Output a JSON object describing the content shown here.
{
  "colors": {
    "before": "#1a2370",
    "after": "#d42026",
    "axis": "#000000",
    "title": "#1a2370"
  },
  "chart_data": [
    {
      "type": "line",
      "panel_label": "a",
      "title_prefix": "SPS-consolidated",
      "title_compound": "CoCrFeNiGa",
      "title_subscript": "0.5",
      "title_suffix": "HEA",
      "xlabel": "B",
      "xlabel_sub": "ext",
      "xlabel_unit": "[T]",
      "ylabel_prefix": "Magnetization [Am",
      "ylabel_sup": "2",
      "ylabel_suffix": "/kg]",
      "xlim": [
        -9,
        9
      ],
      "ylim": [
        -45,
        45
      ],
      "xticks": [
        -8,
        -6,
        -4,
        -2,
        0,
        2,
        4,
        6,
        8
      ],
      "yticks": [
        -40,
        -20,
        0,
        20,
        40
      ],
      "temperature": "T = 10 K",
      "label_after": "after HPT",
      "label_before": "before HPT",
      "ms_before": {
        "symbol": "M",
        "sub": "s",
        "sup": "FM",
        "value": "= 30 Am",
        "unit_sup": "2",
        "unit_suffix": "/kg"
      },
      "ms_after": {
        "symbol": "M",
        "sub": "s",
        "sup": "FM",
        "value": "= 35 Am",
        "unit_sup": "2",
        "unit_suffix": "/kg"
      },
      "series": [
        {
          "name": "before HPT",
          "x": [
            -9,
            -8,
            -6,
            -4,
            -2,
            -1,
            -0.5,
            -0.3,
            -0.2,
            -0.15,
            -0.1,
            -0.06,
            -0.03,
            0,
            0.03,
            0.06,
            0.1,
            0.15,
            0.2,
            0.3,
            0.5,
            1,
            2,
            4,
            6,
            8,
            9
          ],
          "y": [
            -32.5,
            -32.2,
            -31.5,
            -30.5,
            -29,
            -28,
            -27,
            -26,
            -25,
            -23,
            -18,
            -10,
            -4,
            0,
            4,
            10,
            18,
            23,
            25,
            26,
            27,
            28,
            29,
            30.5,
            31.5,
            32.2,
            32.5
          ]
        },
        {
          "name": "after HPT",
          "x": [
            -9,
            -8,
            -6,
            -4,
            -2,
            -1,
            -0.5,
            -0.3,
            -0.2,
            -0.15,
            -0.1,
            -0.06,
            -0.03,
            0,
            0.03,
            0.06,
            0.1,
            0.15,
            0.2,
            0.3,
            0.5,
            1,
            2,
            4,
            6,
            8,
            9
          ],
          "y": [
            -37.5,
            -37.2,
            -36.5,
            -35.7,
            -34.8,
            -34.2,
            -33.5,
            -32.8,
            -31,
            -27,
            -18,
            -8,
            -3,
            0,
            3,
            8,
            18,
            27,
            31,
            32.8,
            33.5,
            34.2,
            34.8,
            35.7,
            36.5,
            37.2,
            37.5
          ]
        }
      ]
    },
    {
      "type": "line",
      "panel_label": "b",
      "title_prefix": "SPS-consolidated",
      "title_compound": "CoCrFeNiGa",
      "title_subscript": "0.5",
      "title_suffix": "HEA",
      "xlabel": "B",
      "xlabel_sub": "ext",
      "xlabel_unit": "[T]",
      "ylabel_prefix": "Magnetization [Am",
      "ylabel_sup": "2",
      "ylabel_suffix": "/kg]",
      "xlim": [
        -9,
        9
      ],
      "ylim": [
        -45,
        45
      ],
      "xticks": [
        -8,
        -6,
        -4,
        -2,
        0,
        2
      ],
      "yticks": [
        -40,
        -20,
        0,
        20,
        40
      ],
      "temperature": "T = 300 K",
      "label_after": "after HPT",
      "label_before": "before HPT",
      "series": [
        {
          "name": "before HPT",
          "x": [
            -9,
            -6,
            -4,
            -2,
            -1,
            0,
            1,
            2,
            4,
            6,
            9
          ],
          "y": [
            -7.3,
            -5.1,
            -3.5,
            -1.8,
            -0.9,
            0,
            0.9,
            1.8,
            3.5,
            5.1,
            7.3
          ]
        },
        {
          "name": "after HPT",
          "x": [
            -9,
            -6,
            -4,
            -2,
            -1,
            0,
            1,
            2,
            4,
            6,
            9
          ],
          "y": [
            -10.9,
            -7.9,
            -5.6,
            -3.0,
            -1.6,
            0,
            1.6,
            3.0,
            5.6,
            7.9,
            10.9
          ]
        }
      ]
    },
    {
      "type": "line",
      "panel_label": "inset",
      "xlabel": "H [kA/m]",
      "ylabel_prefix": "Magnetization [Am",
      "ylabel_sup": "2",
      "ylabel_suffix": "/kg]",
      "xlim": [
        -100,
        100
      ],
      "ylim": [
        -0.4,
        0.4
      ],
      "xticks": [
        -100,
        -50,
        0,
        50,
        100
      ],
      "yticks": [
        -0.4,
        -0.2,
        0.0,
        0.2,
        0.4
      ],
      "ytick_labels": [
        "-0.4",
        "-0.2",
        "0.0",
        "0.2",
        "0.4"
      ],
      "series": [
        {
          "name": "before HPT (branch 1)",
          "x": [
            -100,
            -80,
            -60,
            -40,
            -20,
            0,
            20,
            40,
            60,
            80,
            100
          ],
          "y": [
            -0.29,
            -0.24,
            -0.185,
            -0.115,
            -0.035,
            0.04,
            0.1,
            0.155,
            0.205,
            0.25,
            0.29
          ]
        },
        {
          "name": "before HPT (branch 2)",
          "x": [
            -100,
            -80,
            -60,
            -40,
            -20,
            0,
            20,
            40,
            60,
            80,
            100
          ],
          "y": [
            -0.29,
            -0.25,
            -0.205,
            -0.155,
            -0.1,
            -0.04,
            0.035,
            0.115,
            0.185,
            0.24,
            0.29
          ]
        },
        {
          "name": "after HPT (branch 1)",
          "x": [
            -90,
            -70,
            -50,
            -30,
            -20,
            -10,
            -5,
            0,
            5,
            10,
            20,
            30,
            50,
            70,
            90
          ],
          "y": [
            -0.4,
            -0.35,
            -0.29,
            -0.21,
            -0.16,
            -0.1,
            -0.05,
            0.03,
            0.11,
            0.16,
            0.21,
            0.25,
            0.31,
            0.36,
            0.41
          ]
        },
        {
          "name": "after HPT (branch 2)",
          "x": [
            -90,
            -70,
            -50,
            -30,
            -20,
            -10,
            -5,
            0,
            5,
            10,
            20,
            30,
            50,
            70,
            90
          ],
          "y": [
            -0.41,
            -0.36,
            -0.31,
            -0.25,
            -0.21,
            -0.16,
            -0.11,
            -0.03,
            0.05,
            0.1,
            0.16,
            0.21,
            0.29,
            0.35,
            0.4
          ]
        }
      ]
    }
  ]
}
------------------------
- [EXERCISE REQUIREMENTS]: Return each entry from above without altering a single character.

- [RESULT OF THE EXERCISE]:
Output a JSON object describing the content shown here.
{
  "colors": {
    "before": "#1a2370",
    "after": "#d42026",
    "axis": "#000000",
    "title": "#1a2370"
  },
  "chart_data": [
    {
      "type": "line",
      "panel_label": "a",
      "title_prefix": "SPS-consolidated",
      "title_compound": "CoCrFeNiGa",
      "title_subscript": "0.5",
      "title_suffix": "HEA",
      "xlabel": "B",
      "xlabel_sub": "ext",
      "xlabel_unit": "[T]",
      "ylabel_prefix": "Magnetization [Am",
      "ylabel_sup": "2",
      "ylabel_suffix": "/kg]",
      "xlim": [
        -9,
        9
      ],
      "ylim": [
        -45,
        45
      ],
      "xticks": [
        -8,
        -6,
        -4,
        -2,
        0,
        2,
        4,
        6,
        8
      ],
      "yticks": [
        -40,
        -20,
        0,
        20,
        40
      ],
      "temperature": "T = 10 K",
      "label_after": "after HPT",
      "label_before": "before HPT",
      "ms_before": {
        "symbol": "M",
        "sub": "s",
        "sup": "FM",
        "value": "= 30 Am",
        "unit_sup": "2",
        "unit_suffix": "/kg"
      },
      "ms_after": {
        "symbol": "M",
        "sub": "s",
        "sup": "FM",
        "value": "= 35 Am",
        "unit_sup": "2",
        "unit_suffix": "/kg"
      },
      "series": [
        {
          "name": "before HPT",
          "x": [
            -9,
            -8,
            -6,
            -4,
            -2,
            -1,
            -0.5,
            -0.3,
            -0.2,
            -0.15,
            -0.1,
            -0.06,
            -0.03,
            0,
            0.03,
            0.06,
            0.1,
            0.15,
            0.2,
            0.3,
            0.5,
            1,
            2,
            4,
            6,
            8,
            9
          ],
          "y": [
            -32.5,
            -32.2,
            -31.5,
            -30.5,
            -29,
            -28,
            -27,
            -26,
            -25,
            -23,
            -18,
            -10,
            -4,
            0,
            4,
            10,
            18,
            23,
            25,
            26,
            27,
            28,
            29,
            30.5,
            31.5,
            32.2,
            32.5
          ]
        },
        {
          "name": "after HPT",
          "x": [
            -9,
            -8,
            -6,
            -4,
            -2,
            -1,
            -0.5,
            -0.3,
            -0.2,
            -0.15,
            -0.1,
            -0.06,
            -0.03,
            0,
            0.03,
            0.06,
            0.1,
            0.15,
            0.2,
            0.3,
            0.5,
            1,
            2,
            4,
            6,
            8,
            9
          ],
          "y": [
            -37.5,
            -37.2,
            -36.5,
            -35.7,
            -34.8,
            -34.2,
            -33.5,
            -32.8,
            -31,
            -27,
            -18,
            -8,
            -3,
            0,
            3,
            8,
            18,
            27,
            31,
            32.8,
            33.5,
            34.2,
            34.8,
            35.7,
            36.5,
            37.2,
            37.5
          ]
        }
      ]
    },
    {
      "type": "line",
      "panel_label": "b",
      "title_prefix": "SPS-consolidated",
      "title_compound": "CoCrFeNiGa",
      "title_subscript": "0.5",
      "title_suffix": "HEA",
      "xlabel": "B",
      "xlabel_sub": "ext",
      "xlabel_unit": "[T]",
      "ylabel_prefix": "Magnetization [Am",
      "ylabel_sup": "2",
      "ylabel_suffix": "/kg]",
      "xlim": [
        -9,
        9
      ],
      "ylim": [
        -45,
        45
      ],
      "xticks": [
        -8,
        -6,
        -4,
        -2,
        0,
        2
      ],
      "yticks": [
        -40,
        -20,
        0,
        20,
        40
      ],
      "temperature": "T = 300 K",
      "label_after": "after HPT",
      "label_before": "before HPT",
      "series": [
        {
          "name": "before HPT",
          "x": [
            -9,
            -6,
            -4,
            -2,
            -1,
            0,
            1,
            2,
            4,
            6,
            9
          ],
          "y": [
            -7.3,
            -5.1,
            -3.5,
            -1.8,
            -0.9,
            0,
            0.9,
            1.8,
            3.5,
            5.1,
            7.3
          ]
        },
        {
          "name": "after HPT",
          "x": [
            -9,
            -6,
            -4,
            -2,
            -1,
            0,
            1,
            2,
            4,
            6,
            9
          ],
          "y": [
            -10.9,
            -7.9,
            -5.6,
            -3.0,
            -1.6,
            0,
            1.6,
            3.0,
            5.6,
            7.9,
            10.9
          ]
        }
      ]
    },
    {
      "type": "line",
      "panel_label": "inset",
      "xlabel": "H [kA/m]",
      "ylabel_prefix": "Magnetization [Am",
      "ylabel_sup": "2",
      "ylabel_suffix": "/kg]",
      "xlim": [
        -100,
        100
      ],
      "ylim": [
        -0.4,
        0.4
      ],
      "xticks": [
        -100,
        -50,
        0,
        50,
        100
      ],
      "yticks": [
        -0.4,
        -0.2,
        0.0,
        0.2,
        0.4
      ],
      "ytick_labels": [
        "-0.4",
        "-0.2",
        "0.0",
        "0.2",
        "0.4"
      ],
      "series": [
        {
          "name": "before HPT (branch 1)",
          "x": [
            -100,
            -80,
            -60,
            -40,
            -20,
            0,
            20,
            40,
            60,
            80,
            100
          ],
          "y": [
            -0.29,
            -0.24,
            -0.185,
            -0.115,
            -0.035,
            0.04,
            0.1,
            0.155,
            0.205,
            0.25,
            0.29
          ]
        },
        {
          "name": "before HPT (branch 2)",
          "x": [
            -100,
            -80,
            -60,
            -40,
            -20,
            0,
            20,
            40,
            60,
            80,
            100
          ],
          "y": [
            -0.29,
            -0.25,
            -0.205,
            -0.155,
            -0.1,
            -0.04,
            0.035,
            0.115,
            0.185,
            0.24,
            0.29
          ]
        },
        {
          "name": "after HPT (branch 1)",
          "x": [
            -90,
            -70,
            -50,
            -30,
            -20,
            -10,
            -5,
            0,
            5,
            10,
            20,
            30,
            50,
            70,
            90
          ],
          "y": [
            -0.4,
            -0.35,
            -0.29,
            -0.21,
            -0.16,
            -0.1,
            -0.05,
            0.03,
            0.11,
            0.16,
            0.21,
            0.25,
            0.31,
            0.36,
            0.41
          ]
        },
        {
          "name": "after HPT (branch 2)",
          "x": [
            -90,
            -70,
            -50,
            -30,
            -20,
            -10,
            -5,
            0,
            5,
            10,
            20,
            30,
            50,
            70,
            90
          ],
          "y": [
            -0.41,
            -0.36,
            -0.31,
            -0.25,
            -0.21,
            -0.16,
            -0.11,
            -0.03,
            0.05,
            0.1,
            0.16,
            0.21,
            0.29,
            0.35,
            0.4
          ]
        }
      ]
    }
  ]
}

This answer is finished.